Exercise inputs:
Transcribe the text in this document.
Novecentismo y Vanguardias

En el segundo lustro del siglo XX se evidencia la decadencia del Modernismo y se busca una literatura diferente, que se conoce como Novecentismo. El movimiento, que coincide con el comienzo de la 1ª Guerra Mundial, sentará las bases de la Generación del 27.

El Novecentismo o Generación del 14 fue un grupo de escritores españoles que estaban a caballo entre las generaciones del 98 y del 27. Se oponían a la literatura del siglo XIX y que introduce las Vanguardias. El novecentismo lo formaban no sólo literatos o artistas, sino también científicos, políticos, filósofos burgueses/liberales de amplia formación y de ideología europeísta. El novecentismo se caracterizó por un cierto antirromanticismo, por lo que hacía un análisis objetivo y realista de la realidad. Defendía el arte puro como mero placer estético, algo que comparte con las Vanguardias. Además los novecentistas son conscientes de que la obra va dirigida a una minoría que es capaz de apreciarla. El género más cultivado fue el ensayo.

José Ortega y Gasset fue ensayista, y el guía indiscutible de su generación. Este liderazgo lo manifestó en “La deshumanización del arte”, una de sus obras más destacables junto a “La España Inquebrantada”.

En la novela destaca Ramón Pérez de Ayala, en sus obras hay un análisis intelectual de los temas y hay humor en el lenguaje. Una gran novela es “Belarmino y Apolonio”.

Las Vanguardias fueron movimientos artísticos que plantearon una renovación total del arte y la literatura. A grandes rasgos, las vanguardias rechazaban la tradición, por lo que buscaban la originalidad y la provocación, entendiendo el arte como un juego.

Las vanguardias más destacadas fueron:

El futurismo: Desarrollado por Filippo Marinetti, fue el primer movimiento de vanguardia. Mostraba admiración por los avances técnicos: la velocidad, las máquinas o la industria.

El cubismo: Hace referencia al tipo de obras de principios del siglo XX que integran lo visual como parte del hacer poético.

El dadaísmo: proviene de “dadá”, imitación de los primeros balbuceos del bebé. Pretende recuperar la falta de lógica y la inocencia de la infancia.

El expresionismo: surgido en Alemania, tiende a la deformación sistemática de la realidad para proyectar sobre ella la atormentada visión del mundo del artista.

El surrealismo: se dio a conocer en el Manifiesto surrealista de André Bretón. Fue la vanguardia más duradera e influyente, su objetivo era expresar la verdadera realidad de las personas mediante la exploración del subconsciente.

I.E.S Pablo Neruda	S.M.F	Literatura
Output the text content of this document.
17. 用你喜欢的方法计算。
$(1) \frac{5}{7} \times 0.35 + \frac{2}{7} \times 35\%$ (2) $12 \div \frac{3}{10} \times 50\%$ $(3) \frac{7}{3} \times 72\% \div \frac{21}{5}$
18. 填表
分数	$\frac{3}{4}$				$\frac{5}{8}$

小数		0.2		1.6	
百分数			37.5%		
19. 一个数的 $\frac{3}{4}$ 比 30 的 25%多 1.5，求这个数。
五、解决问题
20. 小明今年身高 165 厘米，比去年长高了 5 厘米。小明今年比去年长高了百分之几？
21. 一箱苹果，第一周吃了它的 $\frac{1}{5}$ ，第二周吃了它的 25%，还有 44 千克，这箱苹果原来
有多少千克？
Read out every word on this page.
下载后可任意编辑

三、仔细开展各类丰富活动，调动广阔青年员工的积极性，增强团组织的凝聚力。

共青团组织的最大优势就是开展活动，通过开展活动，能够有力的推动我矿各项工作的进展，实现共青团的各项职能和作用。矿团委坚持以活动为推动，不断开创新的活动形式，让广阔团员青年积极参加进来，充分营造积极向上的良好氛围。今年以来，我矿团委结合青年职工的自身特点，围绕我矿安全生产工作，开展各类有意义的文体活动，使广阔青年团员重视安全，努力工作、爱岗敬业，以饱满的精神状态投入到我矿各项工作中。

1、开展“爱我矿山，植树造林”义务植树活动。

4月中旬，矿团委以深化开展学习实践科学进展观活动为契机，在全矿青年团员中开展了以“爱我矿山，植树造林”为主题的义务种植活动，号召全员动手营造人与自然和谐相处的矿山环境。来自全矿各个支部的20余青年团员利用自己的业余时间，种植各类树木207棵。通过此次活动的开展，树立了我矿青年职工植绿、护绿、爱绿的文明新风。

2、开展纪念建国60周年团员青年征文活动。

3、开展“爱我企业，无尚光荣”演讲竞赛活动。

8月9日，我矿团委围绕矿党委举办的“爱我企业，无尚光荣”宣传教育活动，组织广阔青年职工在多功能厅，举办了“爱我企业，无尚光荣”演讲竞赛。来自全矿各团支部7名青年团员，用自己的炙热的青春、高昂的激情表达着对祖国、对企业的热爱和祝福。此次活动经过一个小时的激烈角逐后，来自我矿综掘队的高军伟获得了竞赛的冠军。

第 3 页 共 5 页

Given task: Type the material above out again, exactly.

Task response:
Transcribe the text in this document.
Novecentismo y Vanguardias

En el segundo lustro del siglo XX se evidencia la decadencia del Modernismo y se busca una literatura diferente, que se conoce como Novecentismo. El movimiento, que coincide con el comienzo de la 1ª Guerra Mundial, sentará las bases de la Generación del 27.

El Novecentismo o Generación del 14 fue un grupo de escritores españoles que estaban a caballo entre las generaciones del 98 y del 27. Se oponían a la literatura del siglo XIX y que introduce las Vanguardias. El novecentismo lo formaban no sólo literatos o artistas, sino también científicos, políticos, filósofos burgueses/liberales de amplia formación y de ideología europeísta. El novecentismo se caracterizó por un cierto antirromanticismo, por lo que hacía un análisis objetivo y realista de la realidad. Defendía el arte puro como mero placer estético, algo que comparte con las Vanguardias. Además los novecentistas son conscientes de que la obra va dirigida a una minoría que es capaz de apreciarla. El género más cultivado fue el ensayo.

José Ortega y Gasset fue ensayista, y el guía indiscutible de su generación. Este liderazgo lo manifestó en “La deshumanización del arte”, una de sus obras más destacables junto a “La España Inquebrantada”.

En la novela destaca Ramón Pérez de Ayala, en sus obras hay un análisis intelectual de los temas y hay humor en el lenguaje. Una gran novela es “Belarmino y Apolonio”.

Las Vanguardias fueron movimientos artísticos que plantearon una renovación total del arte y la literatura. A grandes rasgos, las vanguardias rechazaban la tradición, por lo que buscaban la originalidad y la provocación, entendiendo el arte como un juego.

Las vanguardias más destacadas fueron:

El futurismo: Desarrollado por Filippo Marinetti, fue el primer movimiento de vanguardia. Mostraba admiración por los avances técnicos: la velocidad, las máquinas o la industria.

El cubismo: Hace referencia al tipo de obras de principios del siglo XX que integran lo visual como parte del hacer poético.

El dadaísmo: proviene de “dadá”, imitación de los primeros balbuceos del bebé. Pretende recuperar la falta de lógica y la inocencia de la infancia.

El expresionismo: surgido en Alemania, tiende a la deformación sistemática de la realidad para proyectar sobre ella la atormentada visión del mundo del artista.

El surrealismo: se dio a conocer en el Manifiesto surrealista de André Bretón. Fue la vanguardia más duradera e influyente, su objetivo era expresar la verdadera realidad de las personas mediante la exploración del subconsciente.

I.E.S Pablo Neruda	S.M.F	Literatura
Output the text content of this document.
17. 用你喜欢的方法计算。
$(1) \frac{5}{7} \times 0.35 + \frac{2}{7} \times 35\%$ (2) $12 \div \frac{3}{10} \times 50\%$ $(3) \frac{7}{3} \times 72\% \div \frac{21}{5}$
18. 填表
分数	$\frac{3}{4}$				$\frac{5}{8}$

小数		0.2		1.6	
百分数			37.5%		
19. 一个数的 $\frac{3}{4}$ 比 30 的 25%多 1.5，求这个数。
五、解决问题
20. 小明今年身高 165 厘米，比去年长高了 5 厘米。小明今年比去年长高了百分之几？
21. 一箱苹果，第一周吃了它的 $\frac{1}{5}$ ，第二周吃了它的 25%，还有 44 千克，这箱苹果原来
有多少千克？
Read out every word on this page.
下载后可任意编辑

三、仔细开展各类丰富活动，调动广阔青年员工的积极性，增强团组织的凝聚力。

共青团组织的最大优势就是开展活动，通过开展活动，能够有力的推动我矿各项工作的进展，实现共青团的各项职能和作用。矿团委坚持以活动为推动，不断开创新的活动形式，让广阔团员青年积极参加进来，充分营造积极向上的良好氛围。今年以来，我矿团委结合青年职工的自身特点，围绕我矿安全生产工作，开展各类有意义的文体活动，使广阔青年团员重视安全，努力工作、爱岗敬业，以饱满的精神状态投入到我矿各项工作中。

1、开展“爱我矿山，植树造林”义务植树活动。

4月中旬，矿团委以深化开展学习实践科学进展观活动为契机，在全矿青年团员中开展了以“爱我矿山，植树造林”为主题的义务种植活动，号召全员动手营造人与自然和谐相处的矿山环境。来自全矿各个支部的20余青年团员利用自己的业余时间，种植各类树木207棵。通过此次活动的开展，树立了我矿青年职工植绿、护绿、爱绿的文明新风。

2、开展纪念建国60周年团员青年征文活动。

3、开展“爱我企业，无尚光荣”演讲竞赛活动。

8月9日，我矿团委围绕矿党委举办的“爱我企业，无尚光荣”宣传教育活动，组织广阔青年职工在多功能厅，举办了“爱我企业，无尚光荣”演讲竞赛。来自全矿各团支部7名青年团员，用自己的炙热的青春、高昂的激情表达着对祖国、对企业的热爱和祝福。此次活动经过一个小时的激烈角逐后，来自我矿综掘队的高军伟获得了竞赛的冠军。

第 3 页 共 5 页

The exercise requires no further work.